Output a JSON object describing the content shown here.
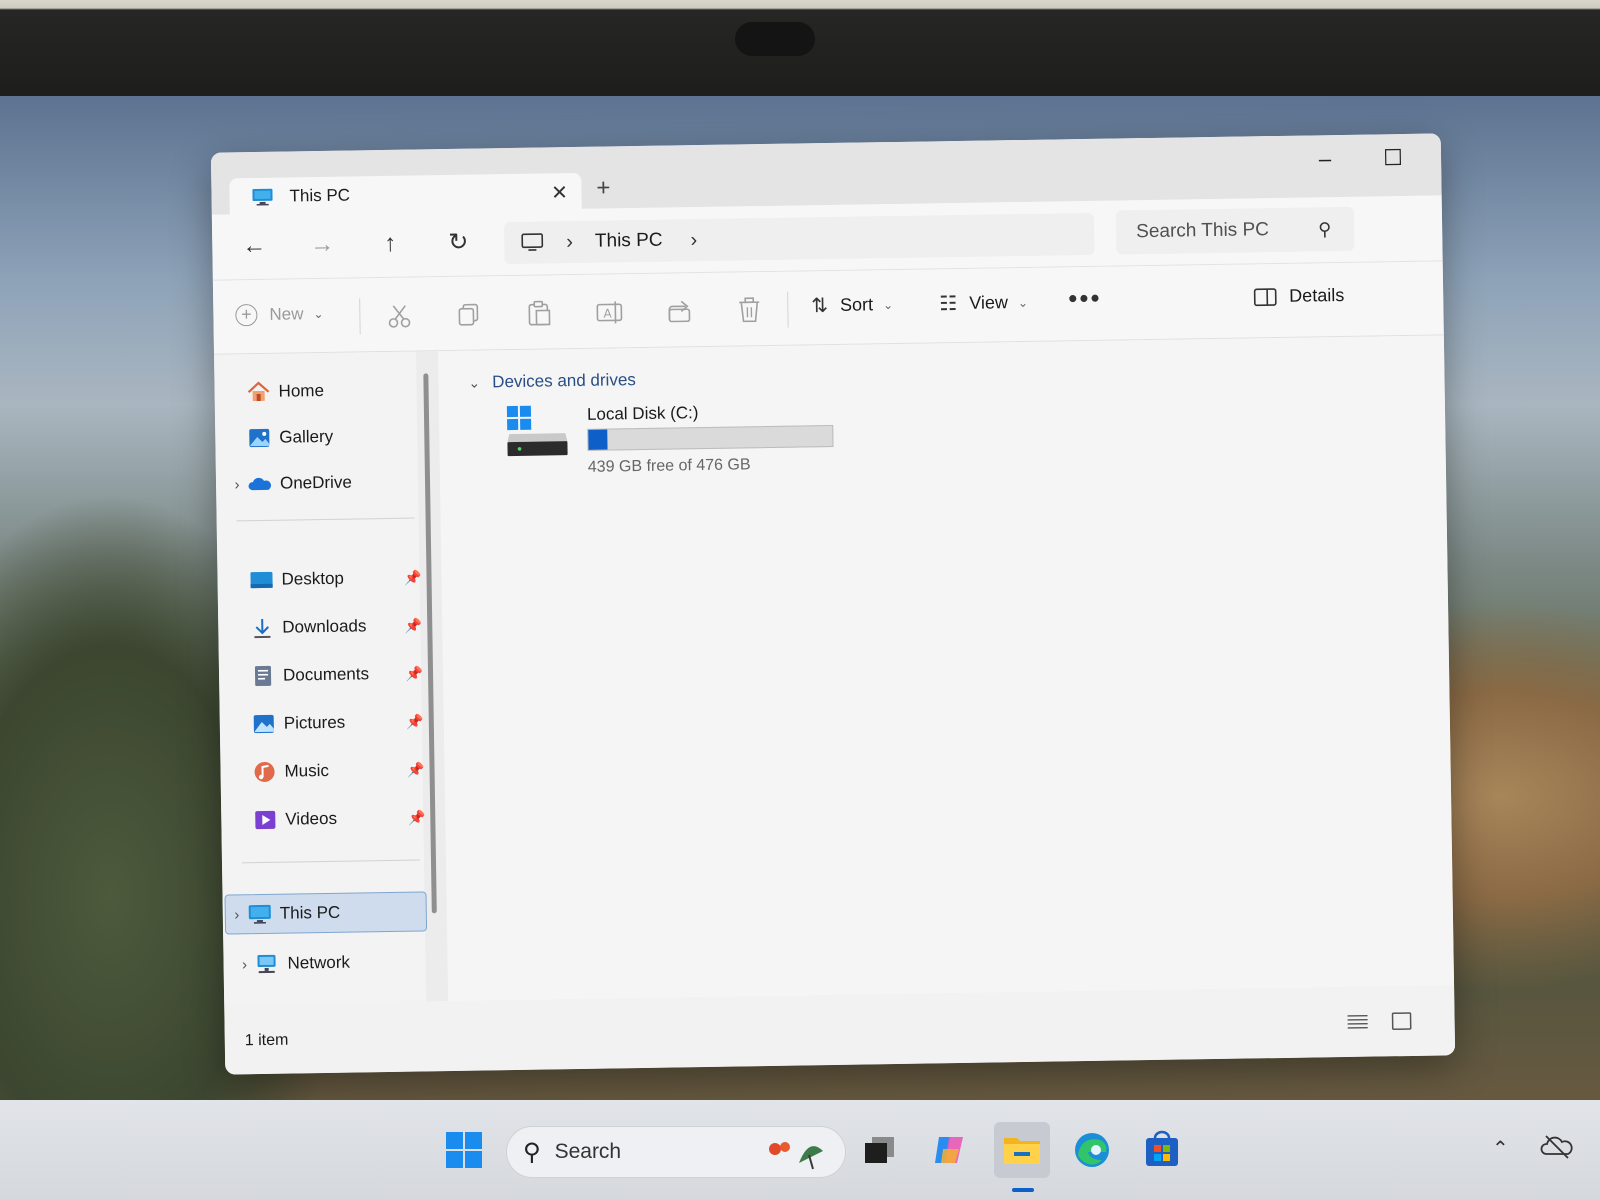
{
  "window": {
    "tab_title": "This PC",
    "new_tab_label": "+",
    "caption": {
      "minimize": "–",
      "maximize": "☐",
      "close": "✕"
    }
  },
  "nav": {
    "breadcrumb": [
      "This PC"
    ],
    "search_placeholder": "Search This PC"
  },
  "toolbar": {
    "new_label": "New",
    "sort_label": "Sort",
    "view_label": "View",
    "more_label": "•••",
    "details_label": "Details",
    "action_icons": [
      "cut-icon",
      "copy-icon",
      "paste-icon",
      "rename-icon",
      "share-icon",
      "delete-icon"
    ]
  },
  "sidebar": {
    "top_items": [
      {
        "label": "Home",
        "icon": "home-icon"
      },
      {
        "label": "Gallery",
        "icon": "gallery-icon"
      },
      {
        "label": "OneDrive",
        "icon": "onedrive-icon",
        "expandable": true
      }
    ],
    "pinned_items": [
      {
        "label": "Desktop",
        "icon": "desktop-icon"
      },
      {
        "label": "Downloads",
        "icon": "downloads-icon"
      },
      {
        "label": "Documents",
        "icon": "documents-icon"
      },
      {
        "label": "Pictures",
        "icon": "pictures-icon"
      },
      {
        "label": "Music",
        "icon": "music-icon"
      },
      {
        "label": "Videos",
        "icon": "videos-icon"
      }
    ],
    "bottom_items": [
      {
        "label": "This PC",
        "icon": "this-pc-icon",
        "selected": true
      },
      {
        "label": "Network",
        "icon": "network-icon"
      }
    ]
  },
  "content": {
    "group_title": "Devices and drives",
    "drives": [
      {
        "name": "Local Disk (C:)",
        "free_text": "439 GB free of 476 GB",
        "used_fraction": 0.078
      }
    ]
  },
  "status": {
    "item_count": "1 item"
  },
  "taskbar": {
    "search_label": "Search",
    "apps": [
      "start-icon",
      "task-view-icon",
      "copilot-icon",
      "file-explorer-icon",
      "edge-icon",
      "store-icon"
    ]
  },
  "colors": {
    "accent": "#0f5fc9",
    "selected_bg": "#cfdced",
    "group_header": "#2a4e86"
  }
}
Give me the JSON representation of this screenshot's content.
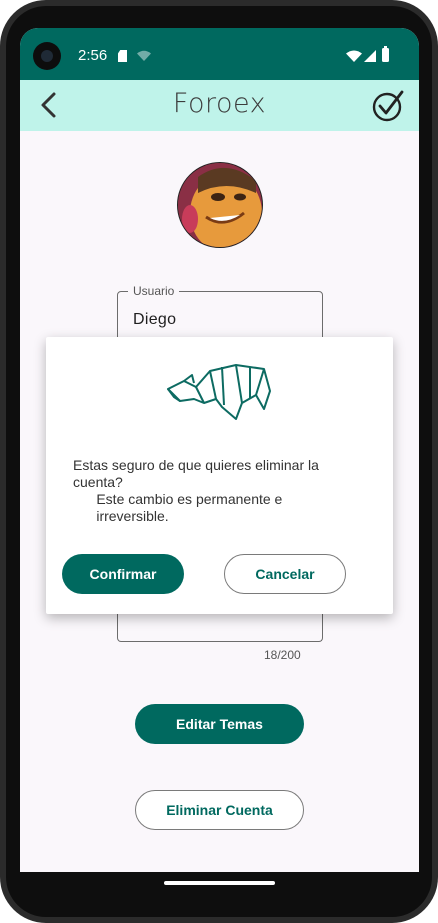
{
  "status_bar": {
    "time": "2:56"
  },
  "app_bar": {
    "title": "Foroex"
  },
  "profile": {
    "username_label": "Usuario",
    "username_value": "Diego",
    "description_counter": "18/200"
  },
  "buttons": {
    "edit_topics": "Editar Temas",
    "delete_account": "Eliminar Cuenta"
  },
  "dialog": {
    "message_line1": "Estas seguro de que quieres eliminar la",
    "message_line2": "cuenta?",
    "message_line3": "      Este cambio es permanente e",
    "message_line4": "      irreversible.",
    "confirm_label": "Confirmar",
    "cancel_label": "Cancelar"
  },
  "colors": {
    "primary": "#00695f",
    "app_bar": "#bff3ea",
    "background": "#faf7fb"
  },
  "icons": [
    "sd-card-icon",
    "wifi-off-icon",
    "wifi-icon",
    "signal-icon",
    "battery-icon",
    "back-arrow-icon",
    "check-circle-icon",
    "rhino-logo-icon"
  ]
}
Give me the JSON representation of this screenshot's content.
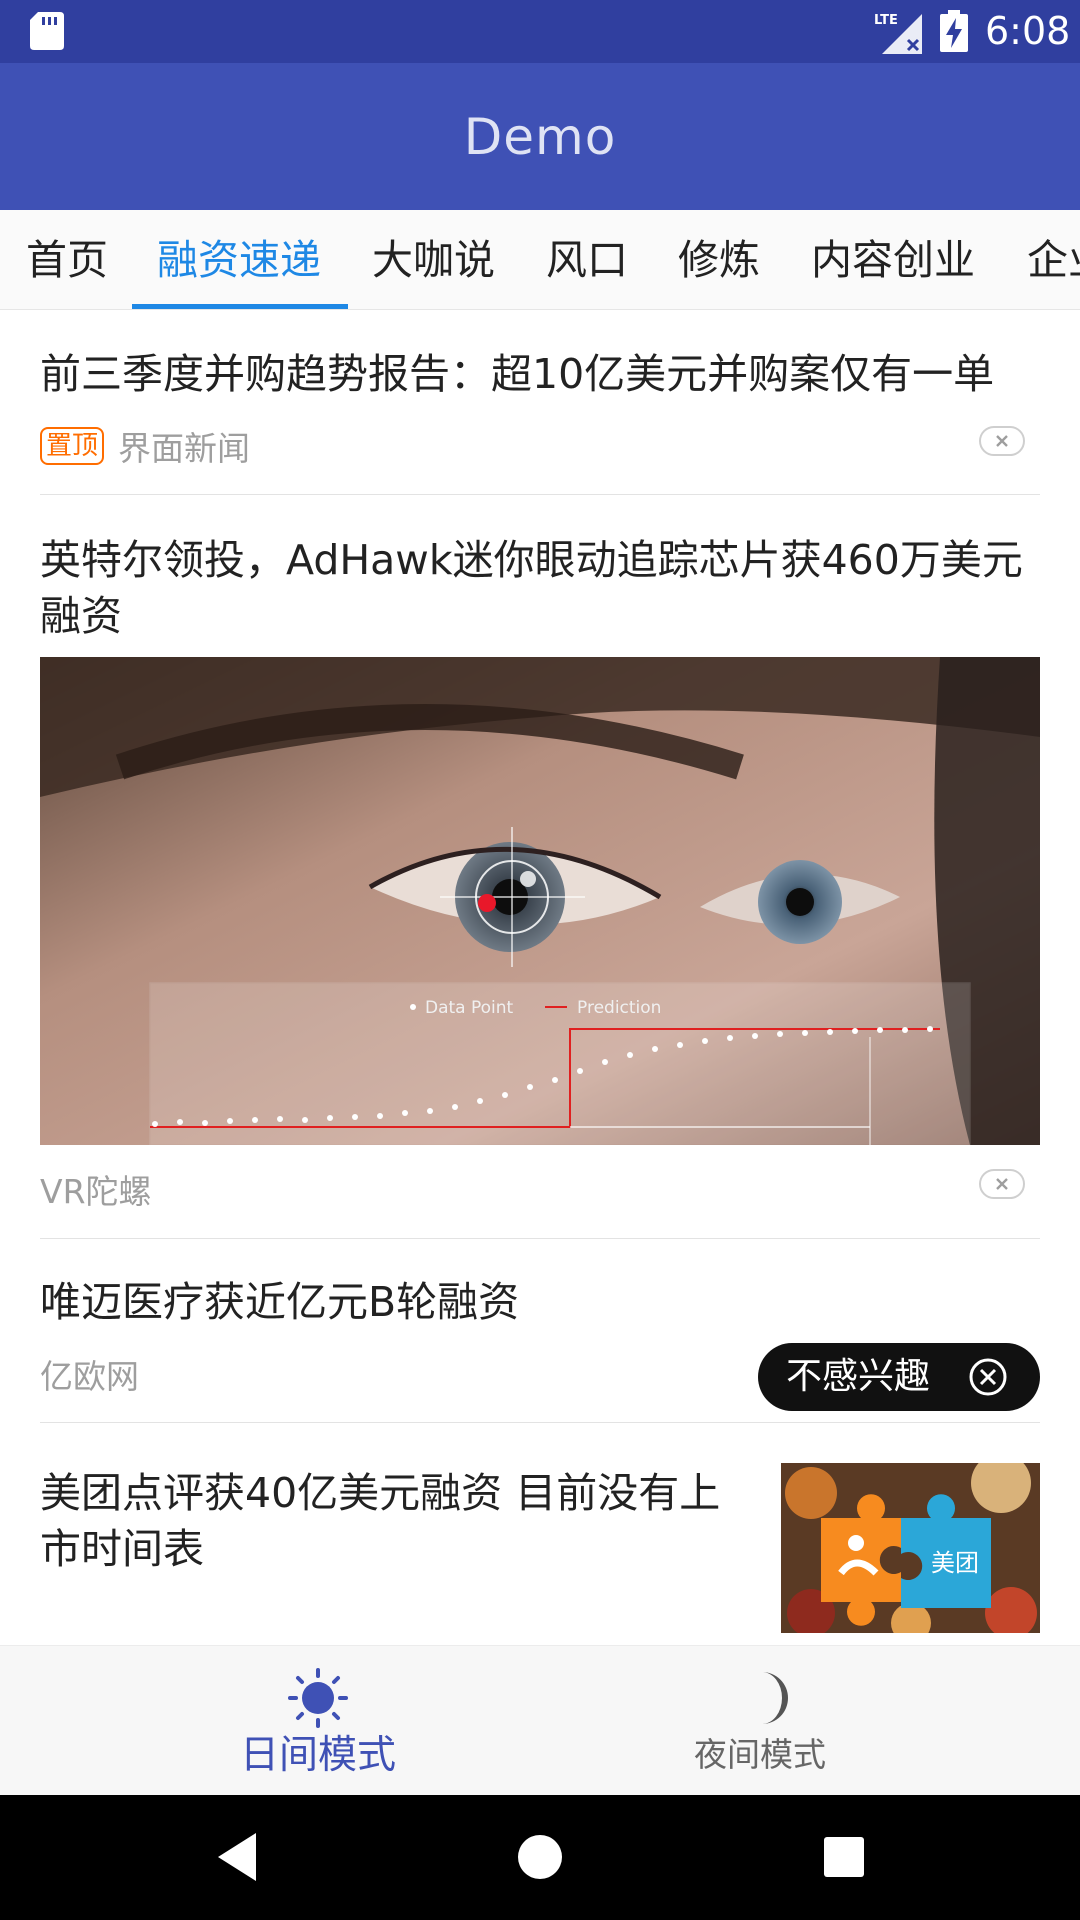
{
  "status_bar": {
    "time": "6:08",
    "icons": [
      "sd-card-icon",
      "lte-signal-icon",
      "battery-charging-icon"
    ]
  },
  "app_bar": {
    "title": "Demo"
  },
  "tabs": [
    {
      "label": "首页"
    },
    {
      "label": "融资速递"
    },
    {
      "label": "大咖说"
    },
    {
      "label": "风口"
    },
    {
      "label": "修炼"
    },
    {
      "label": "内容创业"
    },
    {
      "label": "企业"
    }
  ],
  "active_tab": "融资速递",
  "feed": {
    "articles": [
      {
        "title": "前三季度并购趋势报告：超10亿美元并购案仅有一单",
        "badge": "置顶",
        "source": "界面新闻"
      },
      {
        "title": "英特尔领投，AdHawk迷你眼动追踪芯片获460万美元融资",
        "source": "VR陀螺",
        "image_legend": [
          "Data Point",
          "Prediction"
        ]
      },
      {
        "title": "唯迈医疗获近亿元B轮融资",
        "source": "亿欧网"
      },
      {
        "title": "美团点评获40亿美元融资 目前没有上市时间表",
        "thumb_text": "美团"
      }
    ],
    "popup": {
      "label": "不感兴趣"
    }
  },
  "bottom_nav": {
    "items": [
      {
        "label": "日间模式",
        "icon": "sun-icon"
      },
      {
        "label": "夜间模式",
        "icon": "moon-icon"
      }
    ]
  },
  "colors": {
    "status_bar": "#303f9f",
    "app_bar": "#3f51b5",
    "tab_active": "#1e88e5",
    "badge": "#ff6d00"
  }
}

┄┄┄┄┄┄┄┄┄┄┄┄┄┄┄┄┄┄┄┄

In the entries above, count each line that holds "content". Give the total and nothing else.

#### [Completed task]
4